Entries with figure data:
──────

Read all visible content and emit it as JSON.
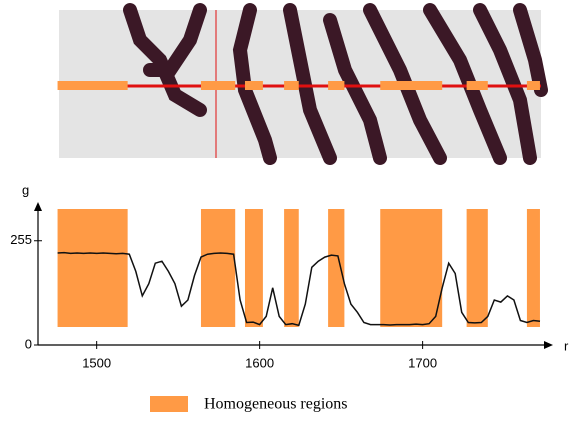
{
  "chart_data": {
    "type": "line",
    "x_label": "r",
    "y_label": "g",
    "xlim": [
      1464,
      1780
    ],
    "ylim": [
      0,
      340
    ],
    "xticks": [
      1500,
      1600,
      1700
    ],
    "yticks": [
      0,
      255
    ],
    "x": [
      1476,
      1480,
      1484,
      1488,
      1492,
      1496,
      1500,
      1504,
      1508,
      1512,
      1516,
      1520,
      1524,
      1528,
      1532,
      1536,
      1540,
      1544,
      1548,
      1552,
      1556,
      1560,
      1564,
      1568,
      1572,
      1576,
      1580,
      1584,
      1588,
      1592,
      1596,
      1600,
      1604,
      1608,
      1612,
      1616,
      1620,
      1624,
      1628,
      1632,
      1636,
      1640,
      1644,
      1648,
      1652,
      1656,
      1660,
      1664,
      1668,
      1672,
      1676,
      1680,
      1684,
      1688,
      1692,
      1696,
      1700,
      1704,
      1708,
      1712,
      1716,
      1720,
      1724,
      1728,
      1732,
      1736,
      1740,
      1744,
      1748,
      1752,
      1756,
      1760,
      1764,
      1768,
      1772
    ],
    "values": [
      225,
      226,
      224,
      225,
      224,
      225,
      224,
      225,
      224,
      223,
      224,
      222,
      180,
      120,
      150,
      200,
      205,
      180,
      150,
      95,
      110,
      170,
      215,
      222,
      224,
      225,
      224,
      222,
      110,
      55,
      56,
      50,
      70,
      140,
      70,
      50,
      52,
      48,
      100,
      190,
      205,
      215,
      220,
      218,
      150,
      100,
      80,
      55,
      50,
      50,
      50,
      49,
      50,
      50,
      50,
      51,
      50,
      52,
      70,
      140,
      200,
      175,
      80,
      55,
      54,
      55,
      70,
      110,
      105,
      120,
      110,
      60,
      55,
      60,
      58
    ],
    "color": "#111111",
    "regions": [
      [
        1476,
        1519
      ],
      [
        1564,
        1585
      ],
      [
        1591,
        1602
      ],
      [
        1615,
        1624
      ],
      [
        1642,
        1652
      ],
      [
        1674,
        1712
      ],
      [
        1727,
        1740
      ],
      [
        1764,
        1772
      ]
    ],
    "region_color": "#ff9a45",
    "legend": "Homogeneous regions"
  }
}
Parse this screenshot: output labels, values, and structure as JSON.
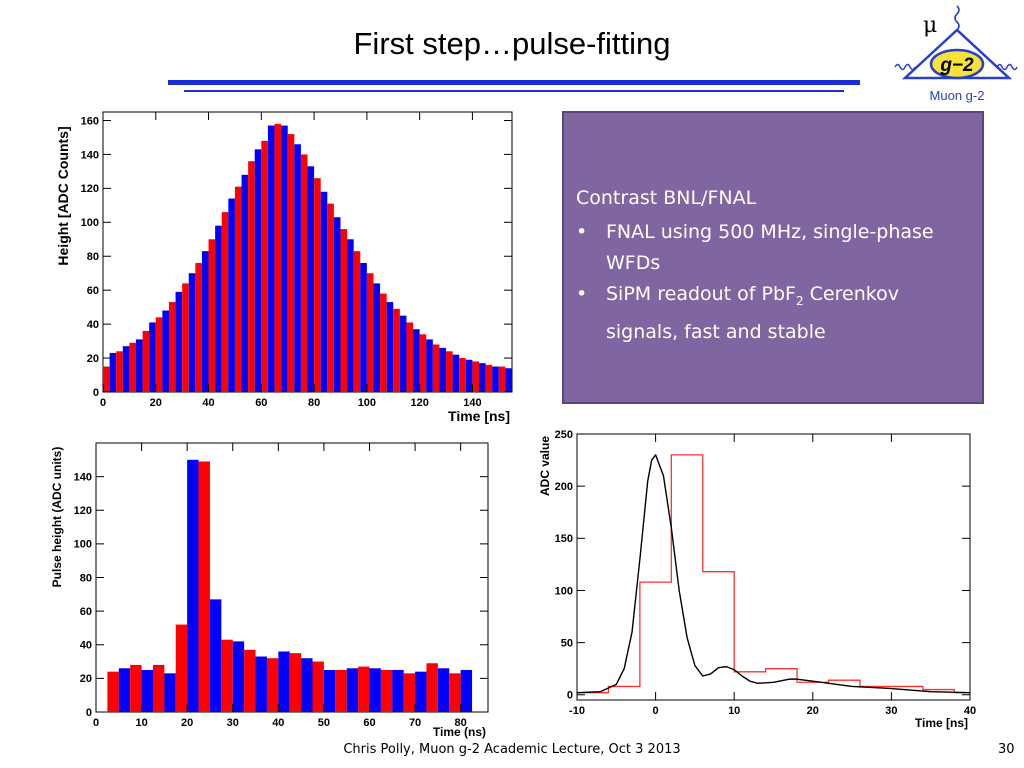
{
  "slide": {
    "title": "First step…pulse-fitting",
    "footer": "Chris Polly, Muon g-2 Academic Lecture, Oct 3 2013",
    "page_number": "30"
  },
  "logo": {
    "mu": "μ",
    "badge": "g−2",
    "caption": "Muon g-2",
    "accent": "#2a3ec8",
    "badge_fill": "#f5e23a"
  },
  "infobox": {
    "heading": "Contrast BNL/FNAL",
    "bullets": [
      {
        "text": "FNAL using 500 MHz, single-phase WFDs"
      },
      {
        "text_before": "SiPM readout of PbF",
        "subscript": "2",
        "text_after": " Cerenkov signals, fast and stable"
      }
    ]
  },
  "colors": {
    "red": "#ff0000",
    "blue": "#0000ff",
    "fit": "#000000",
    "step": "#ff3030"
  },
  "chart_data": [
    {
      "type": "bar",
      "xlabel": "Time [ns]",
      "ylabel": "Height [ADC Counts]",
      "xlim": [
        0,
        155
      ],
      "ylim": [
        0,
        165
      ],
      "xticks": [
        0,
        20,
        40,
        60,
        80,
        100,
        120,
        140
      ],
      "yticks": [
        0,
        20,
        40,
        60,
        80,
        100,
        120,
        140,
        160
      ],
      "bin_width": 2.5,
      "x_start": 0,
      "color_alternation": [
        "red",
        "blue"
      ],
      "values": [
        15,
        23,
        24,
        27,
        29,
        31,
        36,
        41,
        44,
        48,
        53,
        59,
        64,
        70,
        76,
        83,
        90,
        98,
        106,
        114,
        121,
        128,
        136,
        143,
        148,
        157,
        158,
        157,
        152,
        146,
        140,
        133,
        126,
        118,
        111,
        103,
        96,
        90,
        83,
        76,
        70,
        64,
        58,
        53,
        49,
        45,
        41,
        37,
        34,
        31,
        28,
        26,
        24,
        22,
        20,
        19,
        18,
        17,
        16,
        15,
        15,
        14
      ]
    },
    {
      "type": "bar",
      "xlabel": "Time (ns)",
      "ylabel": "Pulse height (ADC units)",
      "xlim": [
        0,
        86
      ],
      "ylim": [
        0,
        160
      ],
      "xticks": [
        0,
        10,
        20,
        30,
        40,
        50,
        60,
        70,
        80
      ],
      "yticks": [
        0,
        20,
        40,
        60,
        80,
        100,
        120,
        140
      ],
      "bin_width": 2.5,
      "x_start": 2.5,
      "color_alternation": [
        "red",
        "blue"
      ],
      "values": [
        24,
        26,
        28,
        25,
        28,
        23,
        52,
        150,
        149,
        67,
        43,
        42,
        37,
        33,
        32,
        36,
        35,
        32,
        30,
        25,
        25,
        26,
        27,
        26,
        25,
        25,
        23,
        24,
        29,
        26,
        23,
        25
      ]
    },
    {
      "type": "line",
      "xlabel": "Time [ns]",
      "ylabel": "ADC value",
      "xlim": [
        -10,
        40
      ],
      "ylim": [
        -5,
        250
      ],
      "xticks": [
        -10,
        0,
        10,
        20,
        30,
        40
      ],
      "yticks": [
        0,
        50,
        100,
        150,
        200,
        250
      ],
      "series": [
        {
          "kind": "step",
          "x": [
            -10,
            -6,
            -2,
            2,
            6,
            10,
            14,
            18,
            22,
            26,
            30,
            34,
            38,
            40
          ],
          "y": [
            2,
            8,
            108,
            230,
            118,
            22,
            25,
            12,
            14,
            8,
            8,
            5,
            2,
            2
          ]
        },
        {
          "kind": "smooth",
          "x": [
            -10,
            -7,
            -5,
            -4,
            -3,
            -2,
            -1,
            -0.5,
            0,
            1,
            2,
            3,
            4,
            5,
            6,
            7,
            8,
            9,
            10,
            11,
            12,
            13,
            15,
            17,
            18,
            20,
            22,
            25,
            30,
            35,
            40
          ],
          "y": [
            2,
            3,
            10,
            25,
            60,
            130,
            205,
            225,
            230,
            210,
            160,
            100,
            55,
            28,
            18,
            20,
            26,
            27,
            24,
            18,
            13,
            11,
            12,
            15,
            15,
            13,
            11,
            8,
            6,
            3,
            2
          ]
        }
      ]
    }
  ]
}
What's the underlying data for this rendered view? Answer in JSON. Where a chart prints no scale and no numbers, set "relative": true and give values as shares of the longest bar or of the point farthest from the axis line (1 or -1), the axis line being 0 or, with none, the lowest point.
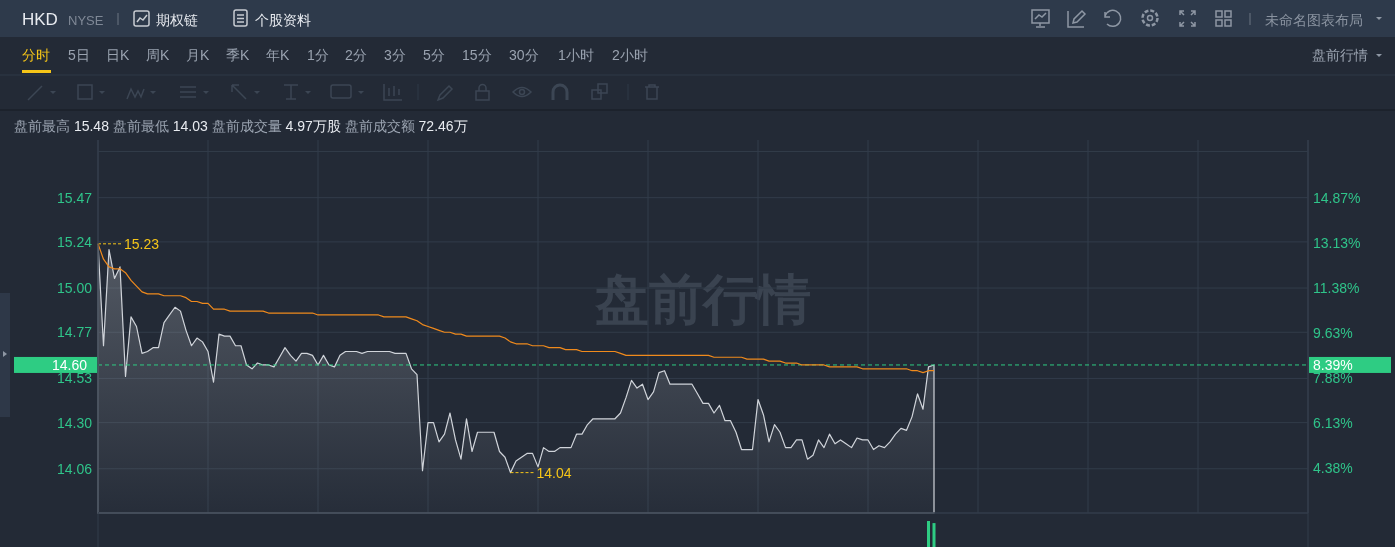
{
  "chart_data": [
    {
      "type": "area",
      "title": "HKD",
      "subtitle": "NYSE",
      "annotations": [
        "期权链",
        "个股资料",
        "未命名图表布局",
        "分时",
        "5日",
        "日K",
        "周K",
        "月K",
        "季K",
        "年K",
        "1分",
        "2分",
        "3分",
        "5分",
        "15分",
        "30分",
        "1小时",
        "2小时",
        "盘前行情",
        "盘前最高 15.48 盘前最低 14.03 盘前成交量 4.97万股 盘前成交额 72.46万",
        "盘前行情",
        "8.39%",
        "15.23",
        "14.04"
      ],
      "categories": [
        null,
        null,
        null,
        null,
        null,
        null,
        null,
        null,
        null,
        null,
        null,
        null,
        null,
        null,
        null,
        null,
        null,
        null,
        null,
        null,
        null,
        null,
        null,
        null,
        null,
        null,
        null,
        null,
        null,
        null,
        null,
        null,
        null,
        null,
        null,
        null,
        null,
        null,
        null,
        null,
        null,
        null,
        null,
        null,
        null,
        null,
        null,
        null,
        null,
        null,
        null,
        null,
        null,
        null,
        null,
        null,
        null,
        null,
        null,
        null,
        null,
        null,
        null,
        null,
        null,
        null,
        null,
        null,
        null,
        null,
        null,
        null,
        null,
        null,
        null,
        null,
        null,
        null,
        null,
        null,
        null,
        null,
        null,
        null,
        null,
        null,
        null,
        null,
        null,
        null,
        null,
        null,
        null,
        null,
        null,
        null,
        null,
        null,
        null,
        null,
        null,
        null,
        null,
        null,
        null,
        null,
        null,
        null,
        null,
        null,
        null,
        null,
        null,
        null,
        null,
        null,
        null,
        null,
        null,
        null,
        null,
        null,
        null,
        null,
        null,
        null,
        null,
        null,
        null,
        null,
        null,
        null,
        null,
        null,
        null,
        null,
        null,
        null,
        null,
        null,
        null,
        null,
        null,
        null,
        null,
        null,
        null,
        null,
        null,
        null,
        null,
        null,
        null
      ],
      "color": "#d0d4da",
      "values": [
        15.23,
        14.7,
        15.2,
        15.05,
        15.11,
        14.54,
        14.85,
        14.8,
        14.66,
        14.67,
        14.69,
        14.69,
        14.82,
        14.86,
        14.9,
        14.88,
        14.78,
        14.7,
        14.74,
        14.72,
        14.67,
        14.51,
        14.76,
        14.75,
        14.75,
        14.7,
        14.7,
        14.6,
        14.58,
        14.61,
        14.6,
        14.6,
        14.59,
        14.64,
        14.69,
        14.65,
        14.62,
        14.66,
        14.66,
        14.65,
        14.6,
        14.65,
        14.6,
        14.59,
        14.65,
        14.67,
        14.67,
        14.67,
        14.66,
        14.67,
        14.67,
        14.67,
        14.67,
        14.67,
        14.66,
        14.66,
        14.66,
        14.58,
        14.55,
        14.05,
        14.3,
        14.3,
        14.2,
        14.24,
        14.35,
        14.21,
        14.11,
        14.32,
        14.15,
        14.25,
        14.25,
        14.25,
        14.25,
        14.15,
        14.12,
        14.04,
        14.1,
        14.12,
        14.14,
        14.14,
        14.07,
        14.17,
        14.15,
        14.15,
        14.17,
        14.17,
        14.17,
        14.24,
        14.24,
        14.29,
        14.32,
        14.32,
        14.32,
        14.32,
        14.32,
        14.35,
        14.43,
        14.52,
        14.48,
        14.5,
        14.42,
        14.46,
        14.56,
        14.57,
        14.5,
        14.5,
        14.5,
        14.5,
        14.5,
        14.45,
        14.4,
        14.4,
        14.35,
        14.39,
        14.31,
        14.31,
        14.25,
        14.16,
        14.16,
        14.16,
        14.42,
        14.34,
        14.2,
        14.29,
        14.25,
        14.17,
        14.17,
        14.21,
        14.21,
        14.11,
        14.13,
        14.21,
        14.17,
        14.24,
        14.19,
        14.21,
        14.19,
        14.17,
        14.22,
        14.21,
        14.21,
        14.16,
        14.18,
        14.17,
        14.2,
        14.24,
        14.27,
        14.26,
        14.33,
        14.45,
        14.37,
        14.59,
        14.6
      ],
      "ylim": [
        13.83,
        15.77
      ],
      "yticks": [
        {
          "value": 15.71,
          "label": null
        },
        15.47,
        15.24,
        {
          "value": 15,
          "label": "15.00"
        },
        14.77,
        14.53,
        {
          "value": 14.3,
          "label": "14.30"
        },
        14.06
      ],
      "y2lim": [
        2.63,
        17.12
      ],
      "y2ticks": [
        {
          "value": 14.87,
          "label": "14.87%"
        },
        {
          "value": 13.13,
          "label": "13.13%"
        },
        {
          "value": 11.38,
          "label": "11.38%"
        },
        {
          "value": 9.63,
          "label": "9.63%"
        },
        {
          "value": 7.88,
          "label": "7.88%"
        },
        {
          "value": 6.13,
          "label": "6.13%"
        },
        {
          "value": 4.38,
          "label": "4.38%"
        }
      ],
      "ref_lines": [
        {
          "axis": "y",
          "value": 14.6,
          "label": "14.60",
          "color": "#2ecc83",
          "line_style": "dashed"
        }
      ],
      "grid": true
    },
    {
      "type": "line",
      "color": "#f08a1c",
      "categories": [
        null,
        null,
        null,
        null,
        null,
        null,
        null,
        null,
        null,
        null,
        null,
        null,
        null,
        null,
        null,
        null,
        null,
        null,
        null,
        null,
        null,
        null,
        null,
        null,
        null,
        null,
        null,
        null,
        null,
        null,
        null,
        null,
        null,
        null,
        null,
        null,
        null,
        null,
        null,
        null,
        null,
        null,
        null,
        null,
        null,
        null,
        null,
        null,
        null,
        null,
        null,
        null,
        null,
        null,
        null,
        null,
        null,
        null,
        null,
        null,
        null,
        null,
        null,
        null,
        null,
        null,
        null,
        null,
        null,
        null,
        null,
        null,
        null,
        null,
        null,
        null,
        null,
        null,
        null,
        null,
        null,
        null,
        null,
        null,
        null,
        null,
        null,
        null,
        null,
        null,
        null,
        null,
        null,
        null,
        null,
        null,
        null,
        null,
        null,
        null,
        null,
        null,
        null,
        null,
        null,
        null,
        null,
        null,
        null,
        null,
        null,
        null,
        null,
        null,
        null,
        null,
        null,
        null,
        null,
        null,
        null,
        null,
        null,
        null,
        null,
        null,
        null,
        null,
        null,
        null,
        null,
        null,
        null,
        null,
        null,
        null,
        null,
        null,
        null,
        null,
        null,
        null,
        null,
        null,
        null,
        null,
        null,
        null,
        null,
        null,
        null,
        null,
        null
      ],
      "values": [
        15.23,
        15.15,
        15.11,
        15.1,
        15.1,
        15.08,
        15.04,
        15.01,
        14.98,
        14.97,
        14.97,
        14.97,
        14.96,
        14.96,
        14.96,
        14.96,
        14.95,
        14.93,
        14.93,
        14.92,
        14.92,
        14.89,
        14.89,
        14.89,
        14.88,
        14.88,
        14.88,
        14.88,
        14.88,
        14.88,
        14.88,
        14.87,
        14.87,
        14.87,
        14.87,
        14.87,
        14.87,
        14.87,
        14.87,
        14.87,
        14.86,
        14.86,
        14.86,
        14.86,
        14.86,
        14.86,
        14.86,
        14.86,
        14.86,
        14.86,
        14.86,
        14.86,
        14.85,
        14.85,
        14.85,
        14.85,
        14.85,
        14.84,
        14.83,
        14.81,
        14.8,
        14.79,
        14.78,
        14.77,
        14.77,
        14.76,
        14.76,
        14.75,
        14.75,
        14.75,
        14.75,
        14.75,
        14.75,
        14.75,
        14.74,
        14.72,
        14.71,
        14.71,
        14.71,
        14.7,
        14.7,
        14.7,
        14.69,
        14.69,
        14.69,
        14.68,
        14.68,
        14.68,
        14.67,
        14.67,
        14.67,
        14.67,
        14.67,
        14.67,
        14.67,
        14.66,
        14.65,
        14.65,
        14.65,
        14.65,
        14.65,
        14.65,
        14.65,
        14.65,
        14.65,
        14.65,
        14.65,
        14.65,
        14.65,
        14.65,
        14.65,
        14.65,
        14.64,
        14.64,
        14.64,
        14.64,
        14.64,
        14.64,
        14.63,
        14.63,
        14.63,
        14.63,
        14.62,
        14.62,
        14.62,
        14.61,
        14.61,
        14.61,
        14.6,
        14.6,
        14.6,
        14.6,
        14.6,
        14.59,
        14.59,
        14.59,
        14.59,
        14.59,
        14.59,
        14.58,
        14.58,
        14.58,
        14.58,
        14.58,
        14.58,
        14.58,
        14.58,
        14.58,
        14.57,
        14.57,
        14.56,
        14.57,
        14.57
      ],
      "ylim": [
        13.83,
        15.77
      ]
    },
    {
      "type": "bar",
      "relative": true,
      "color": "#2ecc83",
      "categories": [
        null,
        null
      ],
      "values": [
        1,
        0.92
      ]
    }
  ]
}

──────

§ The request:
Find every line holding the word "this"; give their count and nothing else.

§ Response to the task:
2